TASKS TO COMPLETE
A: Render this sentence from the plea hearing account in Spanish: "Police reviewed the surveillance footage and made contact with McDaniel based on the description they were given."
B: Carry on the plea hearing account from its final sentence, in which McDaniel answers "Yes."

GIVEN TEXT
***

At the plea hearing she admitted that, on June 25, 2012, she forcibly stole money
in the care of a bank teller at First State Community Bank. She entered the bank,
approached the teller’s window, and threw the teller an envelope which had written
on it, “This is a robbery.” McDaniel snatched money from the teller’s hand and left
the bank. Police reviewed the surveillance footage and made contact with
McDaniel based on the description they were given. McDaniel was interviewed by
the FBI and she told them that she had given a note to a teller, got the money, and
left. When the circuit judge asked McDaniel if she agreed those were the facts the
State would have to prove if the case went to trial, McDaniel initially protested by
stating, “I gave the teller two pages of documents that said ‘cry for help’ on the
note . . . .” She then followed this statement by adding: “but I do understand what
you’re saying.” When the judge asked for clarification from McDaniel whether she
knew these were the facts that would be presented at trial, McDaniel said, “Yes.”

***

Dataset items
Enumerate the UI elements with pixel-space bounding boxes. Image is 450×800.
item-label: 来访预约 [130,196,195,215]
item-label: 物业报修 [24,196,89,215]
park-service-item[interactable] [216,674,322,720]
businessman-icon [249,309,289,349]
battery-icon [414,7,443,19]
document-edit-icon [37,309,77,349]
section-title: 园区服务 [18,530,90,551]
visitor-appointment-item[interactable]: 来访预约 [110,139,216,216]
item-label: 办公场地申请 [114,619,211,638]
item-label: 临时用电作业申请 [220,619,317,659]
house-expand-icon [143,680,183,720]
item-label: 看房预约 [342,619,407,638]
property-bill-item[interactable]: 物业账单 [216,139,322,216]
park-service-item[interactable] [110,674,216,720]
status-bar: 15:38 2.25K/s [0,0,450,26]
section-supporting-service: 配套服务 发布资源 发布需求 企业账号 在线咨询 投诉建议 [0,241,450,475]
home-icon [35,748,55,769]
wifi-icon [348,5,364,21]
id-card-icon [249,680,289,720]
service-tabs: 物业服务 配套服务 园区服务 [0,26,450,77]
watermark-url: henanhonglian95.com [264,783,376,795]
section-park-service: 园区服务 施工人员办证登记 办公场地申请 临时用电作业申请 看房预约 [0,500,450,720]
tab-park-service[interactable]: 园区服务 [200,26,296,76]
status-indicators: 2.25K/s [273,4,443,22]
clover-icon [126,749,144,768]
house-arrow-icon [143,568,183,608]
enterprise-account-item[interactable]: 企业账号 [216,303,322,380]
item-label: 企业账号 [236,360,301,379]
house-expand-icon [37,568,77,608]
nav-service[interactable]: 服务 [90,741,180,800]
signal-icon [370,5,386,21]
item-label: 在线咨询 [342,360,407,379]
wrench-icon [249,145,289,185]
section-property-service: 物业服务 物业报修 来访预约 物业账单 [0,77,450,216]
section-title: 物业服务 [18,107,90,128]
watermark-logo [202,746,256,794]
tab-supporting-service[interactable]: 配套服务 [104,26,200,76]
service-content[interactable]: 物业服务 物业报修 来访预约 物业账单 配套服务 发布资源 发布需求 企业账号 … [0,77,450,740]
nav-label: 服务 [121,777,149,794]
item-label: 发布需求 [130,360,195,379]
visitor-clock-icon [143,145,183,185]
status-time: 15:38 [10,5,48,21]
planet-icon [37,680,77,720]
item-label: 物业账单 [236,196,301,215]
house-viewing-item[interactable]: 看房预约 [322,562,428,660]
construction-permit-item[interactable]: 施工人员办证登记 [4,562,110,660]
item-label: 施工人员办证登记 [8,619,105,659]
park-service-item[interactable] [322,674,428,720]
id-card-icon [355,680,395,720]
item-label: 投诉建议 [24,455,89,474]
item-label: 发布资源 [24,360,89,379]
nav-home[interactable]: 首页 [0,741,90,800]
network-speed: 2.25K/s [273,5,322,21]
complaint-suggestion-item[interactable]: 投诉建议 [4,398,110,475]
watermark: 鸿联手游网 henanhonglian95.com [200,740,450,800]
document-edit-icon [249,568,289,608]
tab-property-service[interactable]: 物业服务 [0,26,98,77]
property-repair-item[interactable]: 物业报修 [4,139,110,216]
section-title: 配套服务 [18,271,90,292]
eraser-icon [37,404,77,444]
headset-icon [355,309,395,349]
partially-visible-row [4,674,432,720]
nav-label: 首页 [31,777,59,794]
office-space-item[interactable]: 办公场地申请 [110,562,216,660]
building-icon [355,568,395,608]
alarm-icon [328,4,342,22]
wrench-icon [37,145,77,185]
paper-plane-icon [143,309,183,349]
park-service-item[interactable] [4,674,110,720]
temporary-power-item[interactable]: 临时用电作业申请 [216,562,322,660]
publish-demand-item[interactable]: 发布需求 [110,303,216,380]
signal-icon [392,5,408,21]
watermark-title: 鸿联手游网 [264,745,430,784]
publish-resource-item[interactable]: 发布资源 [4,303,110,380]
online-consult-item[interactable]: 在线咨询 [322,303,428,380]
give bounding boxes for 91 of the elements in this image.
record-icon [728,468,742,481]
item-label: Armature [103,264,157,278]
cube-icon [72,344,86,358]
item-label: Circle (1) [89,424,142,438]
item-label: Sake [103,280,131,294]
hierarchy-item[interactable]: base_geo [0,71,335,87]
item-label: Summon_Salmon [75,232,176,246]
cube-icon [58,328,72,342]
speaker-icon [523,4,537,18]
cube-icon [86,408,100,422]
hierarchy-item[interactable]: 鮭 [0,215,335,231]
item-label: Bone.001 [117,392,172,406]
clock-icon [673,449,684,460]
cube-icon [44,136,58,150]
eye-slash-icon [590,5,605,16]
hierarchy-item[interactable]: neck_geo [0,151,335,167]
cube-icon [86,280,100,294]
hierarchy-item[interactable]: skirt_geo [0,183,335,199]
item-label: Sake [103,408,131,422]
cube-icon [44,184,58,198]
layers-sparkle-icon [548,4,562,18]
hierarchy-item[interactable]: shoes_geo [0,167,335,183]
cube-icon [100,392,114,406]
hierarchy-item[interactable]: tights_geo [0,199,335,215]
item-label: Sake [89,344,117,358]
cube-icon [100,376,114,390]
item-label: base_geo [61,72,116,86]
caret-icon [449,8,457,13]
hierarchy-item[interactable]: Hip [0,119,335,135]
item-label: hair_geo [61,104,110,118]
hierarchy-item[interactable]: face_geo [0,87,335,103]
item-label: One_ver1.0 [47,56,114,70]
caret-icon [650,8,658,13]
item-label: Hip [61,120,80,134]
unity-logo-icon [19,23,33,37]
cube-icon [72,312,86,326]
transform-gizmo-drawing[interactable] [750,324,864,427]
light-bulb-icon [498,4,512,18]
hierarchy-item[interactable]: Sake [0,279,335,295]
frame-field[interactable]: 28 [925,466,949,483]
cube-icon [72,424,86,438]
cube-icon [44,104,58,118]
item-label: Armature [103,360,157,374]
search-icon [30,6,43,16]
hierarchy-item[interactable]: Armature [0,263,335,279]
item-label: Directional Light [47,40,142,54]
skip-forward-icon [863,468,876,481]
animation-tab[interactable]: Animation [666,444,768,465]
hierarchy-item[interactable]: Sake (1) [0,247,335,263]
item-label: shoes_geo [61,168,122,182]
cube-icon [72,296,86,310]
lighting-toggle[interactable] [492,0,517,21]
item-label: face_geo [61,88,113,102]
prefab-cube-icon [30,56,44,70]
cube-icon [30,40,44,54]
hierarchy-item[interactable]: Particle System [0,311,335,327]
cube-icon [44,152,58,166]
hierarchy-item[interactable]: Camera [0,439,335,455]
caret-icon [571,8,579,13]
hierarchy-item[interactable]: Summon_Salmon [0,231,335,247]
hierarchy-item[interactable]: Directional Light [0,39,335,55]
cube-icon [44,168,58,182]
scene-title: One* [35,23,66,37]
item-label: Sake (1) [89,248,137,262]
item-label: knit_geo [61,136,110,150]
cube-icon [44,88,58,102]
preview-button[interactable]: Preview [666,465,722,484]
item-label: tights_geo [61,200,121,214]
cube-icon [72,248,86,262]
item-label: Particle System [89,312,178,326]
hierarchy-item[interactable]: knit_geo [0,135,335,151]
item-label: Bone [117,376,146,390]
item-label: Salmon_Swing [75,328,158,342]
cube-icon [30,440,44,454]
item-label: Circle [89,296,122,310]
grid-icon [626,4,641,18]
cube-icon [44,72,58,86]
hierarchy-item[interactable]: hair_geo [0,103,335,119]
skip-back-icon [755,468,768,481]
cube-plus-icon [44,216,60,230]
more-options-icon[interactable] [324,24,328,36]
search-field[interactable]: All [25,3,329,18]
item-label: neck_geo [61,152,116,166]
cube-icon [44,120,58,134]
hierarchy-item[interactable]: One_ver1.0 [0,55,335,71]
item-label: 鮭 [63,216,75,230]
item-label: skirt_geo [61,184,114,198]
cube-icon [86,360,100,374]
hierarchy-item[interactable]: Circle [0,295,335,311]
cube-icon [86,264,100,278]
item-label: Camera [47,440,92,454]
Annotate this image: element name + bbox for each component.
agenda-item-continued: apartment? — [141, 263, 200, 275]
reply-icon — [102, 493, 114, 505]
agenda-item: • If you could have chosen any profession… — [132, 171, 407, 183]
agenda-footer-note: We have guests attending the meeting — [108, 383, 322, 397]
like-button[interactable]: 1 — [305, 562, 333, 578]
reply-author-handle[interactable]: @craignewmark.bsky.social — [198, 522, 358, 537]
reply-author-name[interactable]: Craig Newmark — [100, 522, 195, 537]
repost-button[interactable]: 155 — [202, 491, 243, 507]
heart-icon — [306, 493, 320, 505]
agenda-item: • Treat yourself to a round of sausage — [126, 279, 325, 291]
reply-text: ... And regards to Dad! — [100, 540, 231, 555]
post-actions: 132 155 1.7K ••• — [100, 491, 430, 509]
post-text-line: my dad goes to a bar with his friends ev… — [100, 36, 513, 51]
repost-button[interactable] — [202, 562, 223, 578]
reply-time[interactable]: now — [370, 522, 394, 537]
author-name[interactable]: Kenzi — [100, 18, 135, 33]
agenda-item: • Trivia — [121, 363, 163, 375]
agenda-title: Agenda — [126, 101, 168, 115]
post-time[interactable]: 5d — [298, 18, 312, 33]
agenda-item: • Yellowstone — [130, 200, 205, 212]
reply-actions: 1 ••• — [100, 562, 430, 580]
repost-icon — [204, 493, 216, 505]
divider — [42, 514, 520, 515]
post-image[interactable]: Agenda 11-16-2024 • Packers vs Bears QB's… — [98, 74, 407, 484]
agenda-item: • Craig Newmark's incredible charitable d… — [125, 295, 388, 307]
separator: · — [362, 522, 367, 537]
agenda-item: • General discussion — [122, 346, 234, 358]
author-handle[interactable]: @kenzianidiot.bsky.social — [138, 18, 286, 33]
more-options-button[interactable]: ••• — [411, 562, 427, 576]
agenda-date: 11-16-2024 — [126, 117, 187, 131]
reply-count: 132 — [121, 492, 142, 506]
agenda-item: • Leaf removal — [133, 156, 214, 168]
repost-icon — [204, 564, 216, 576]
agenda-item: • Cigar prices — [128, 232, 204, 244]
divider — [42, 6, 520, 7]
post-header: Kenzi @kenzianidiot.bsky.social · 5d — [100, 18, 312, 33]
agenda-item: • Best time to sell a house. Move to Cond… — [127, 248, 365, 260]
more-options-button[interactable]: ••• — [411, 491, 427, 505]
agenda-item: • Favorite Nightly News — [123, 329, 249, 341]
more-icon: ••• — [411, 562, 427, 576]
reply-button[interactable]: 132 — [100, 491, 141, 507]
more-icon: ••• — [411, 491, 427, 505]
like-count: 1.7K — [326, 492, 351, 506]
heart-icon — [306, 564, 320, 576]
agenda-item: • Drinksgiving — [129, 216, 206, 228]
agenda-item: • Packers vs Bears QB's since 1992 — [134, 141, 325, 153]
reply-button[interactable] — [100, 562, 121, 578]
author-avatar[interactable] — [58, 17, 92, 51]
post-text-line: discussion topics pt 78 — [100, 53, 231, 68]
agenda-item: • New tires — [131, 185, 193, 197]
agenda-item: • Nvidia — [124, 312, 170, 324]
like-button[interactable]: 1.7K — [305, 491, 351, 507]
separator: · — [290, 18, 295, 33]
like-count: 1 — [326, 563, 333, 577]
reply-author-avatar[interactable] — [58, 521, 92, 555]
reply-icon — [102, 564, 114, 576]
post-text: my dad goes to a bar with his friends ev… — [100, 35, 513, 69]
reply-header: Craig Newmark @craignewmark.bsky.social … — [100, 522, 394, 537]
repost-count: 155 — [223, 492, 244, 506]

***

ANSWER LIST
A: La policía revisó las grabaciones de vigilancia y se puso en contacto con McDaniel basándose en la descripción que se le había proporcionado.

B:
At the plea hearing, McDaniel testified that she understood her constitutional
rights relating to a criminal trial and that she further understood that she was
waiving those rights by pleading guilty. McDaniel testified that she understood that
by pleading guilty, she was admitting the essential elements of the charge: namely,
that on or about June 25, 2012, she forcibly stole money from a bank. McDaniel
testified that she had not received any threats or promises to cause her to plead
guilty, nor had she received any promises regarding the sentence she would
receive. The judge found a factual basis for her plea, and finding her plea to be
knowing and voluntary, accepted the plea.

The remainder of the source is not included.